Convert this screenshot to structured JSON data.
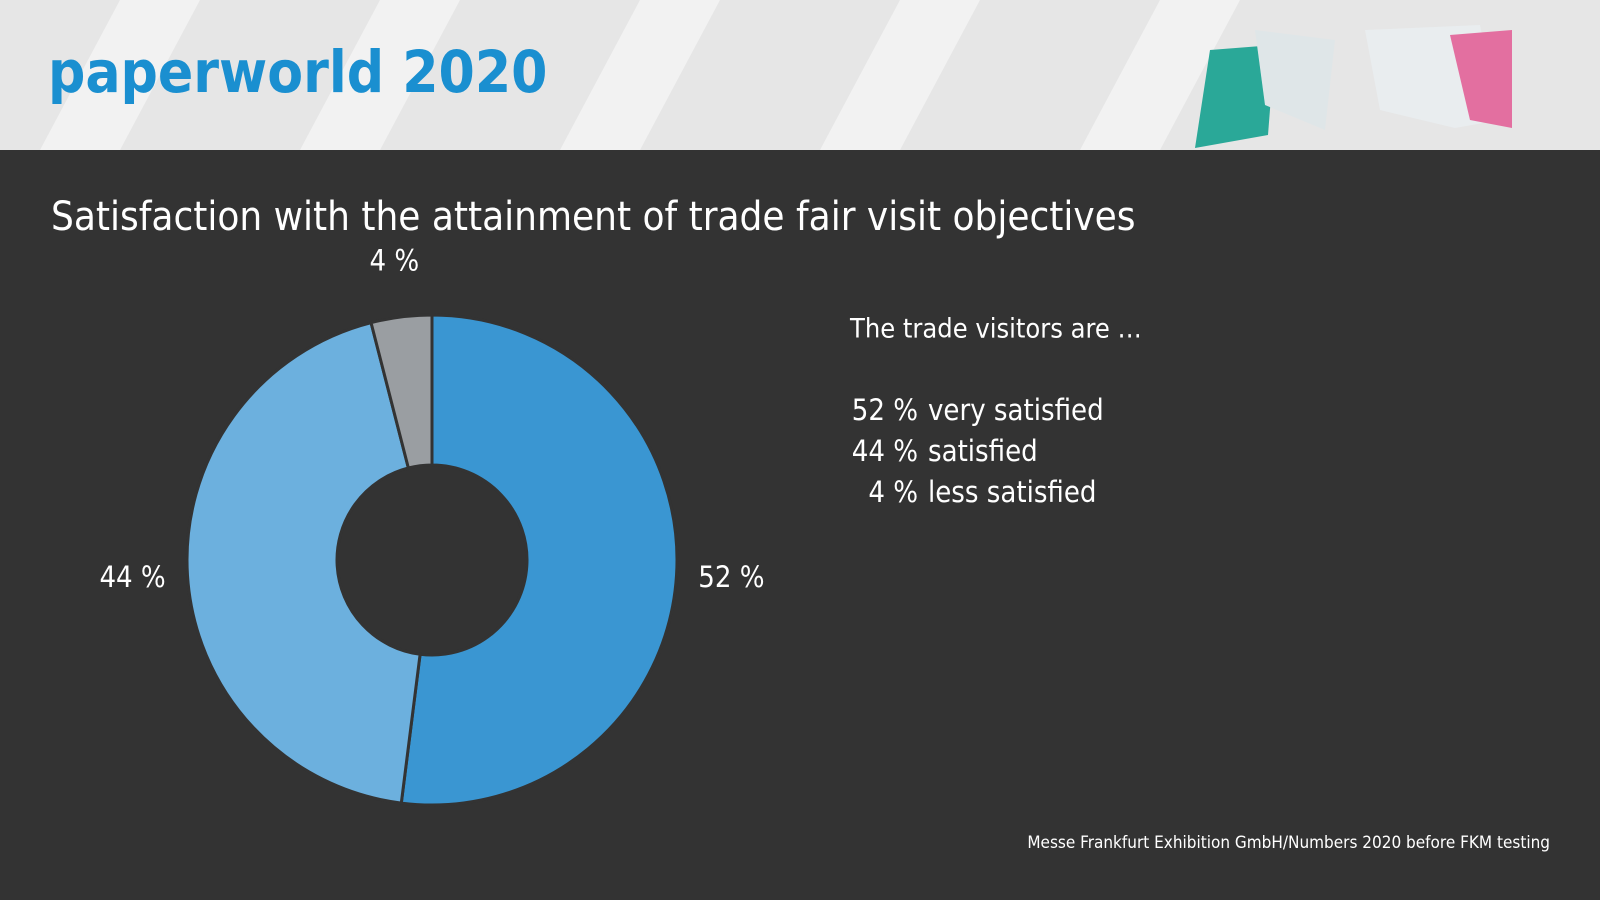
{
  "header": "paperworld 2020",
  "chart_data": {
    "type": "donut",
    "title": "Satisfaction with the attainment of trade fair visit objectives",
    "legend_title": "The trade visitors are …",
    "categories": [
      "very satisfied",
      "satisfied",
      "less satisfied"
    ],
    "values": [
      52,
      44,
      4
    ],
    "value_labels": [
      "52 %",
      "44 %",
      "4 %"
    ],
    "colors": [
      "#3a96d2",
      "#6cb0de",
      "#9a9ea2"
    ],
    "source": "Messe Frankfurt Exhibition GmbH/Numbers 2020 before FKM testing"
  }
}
---
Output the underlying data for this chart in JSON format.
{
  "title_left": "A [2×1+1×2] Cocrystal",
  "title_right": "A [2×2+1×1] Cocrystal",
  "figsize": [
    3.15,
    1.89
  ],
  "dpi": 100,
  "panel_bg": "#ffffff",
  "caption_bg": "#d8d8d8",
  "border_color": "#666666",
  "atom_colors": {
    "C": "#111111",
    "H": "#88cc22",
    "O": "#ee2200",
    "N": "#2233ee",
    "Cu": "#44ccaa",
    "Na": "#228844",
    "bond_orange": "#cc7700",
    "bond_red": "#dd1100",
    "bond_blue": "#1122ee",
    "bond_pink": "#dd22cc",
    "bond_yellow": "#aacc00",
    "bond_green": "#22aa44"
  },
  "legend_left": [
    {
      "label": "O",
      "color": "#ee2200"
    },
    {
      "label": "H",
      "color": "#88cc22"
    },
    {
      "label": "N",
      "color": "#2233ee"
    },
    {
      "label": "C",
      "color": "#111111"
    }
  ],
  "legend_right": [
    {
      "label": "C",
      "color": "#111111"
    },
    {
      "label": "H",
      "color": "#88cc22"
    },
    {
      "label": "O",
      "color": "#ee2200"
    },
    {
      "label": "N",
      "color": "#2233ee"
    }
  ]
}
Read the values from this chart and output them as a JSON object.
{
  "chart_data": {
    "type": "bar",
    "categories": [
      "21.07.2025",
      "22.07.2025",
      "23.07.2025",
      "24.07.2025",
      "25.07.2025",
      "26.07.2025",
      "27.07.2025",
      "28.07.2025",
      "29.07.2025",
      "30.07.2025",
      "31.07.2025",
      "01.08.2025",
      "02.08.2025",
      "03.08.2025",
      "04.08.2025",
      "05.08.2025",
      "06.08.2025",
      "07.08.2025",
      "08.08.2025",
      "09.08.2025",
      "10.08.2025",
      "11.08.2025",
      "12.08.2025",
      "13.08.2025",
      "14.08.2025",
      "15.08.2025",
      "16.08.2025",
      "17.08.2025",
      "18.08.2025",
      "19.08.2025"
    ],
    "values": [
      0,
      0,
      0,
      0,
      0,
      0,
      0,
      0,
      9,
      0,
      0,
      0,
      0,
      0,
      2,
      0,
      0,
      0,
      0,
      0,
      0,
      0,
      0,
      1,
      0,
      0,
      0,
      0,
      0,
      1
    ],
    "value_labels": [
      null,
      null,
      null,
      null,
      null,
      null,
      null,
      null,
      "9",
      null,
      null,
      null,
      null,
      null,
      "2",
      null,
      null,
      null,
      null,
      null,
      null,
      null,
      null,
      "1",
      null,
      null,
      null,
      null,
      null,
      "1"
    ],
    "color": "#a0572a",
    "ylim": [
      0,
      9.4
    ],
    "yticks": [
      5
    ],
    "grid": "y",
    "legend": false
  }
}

What you should do:
Give only the number of lines in the material above that hold the word "JSON".

Complete output:
3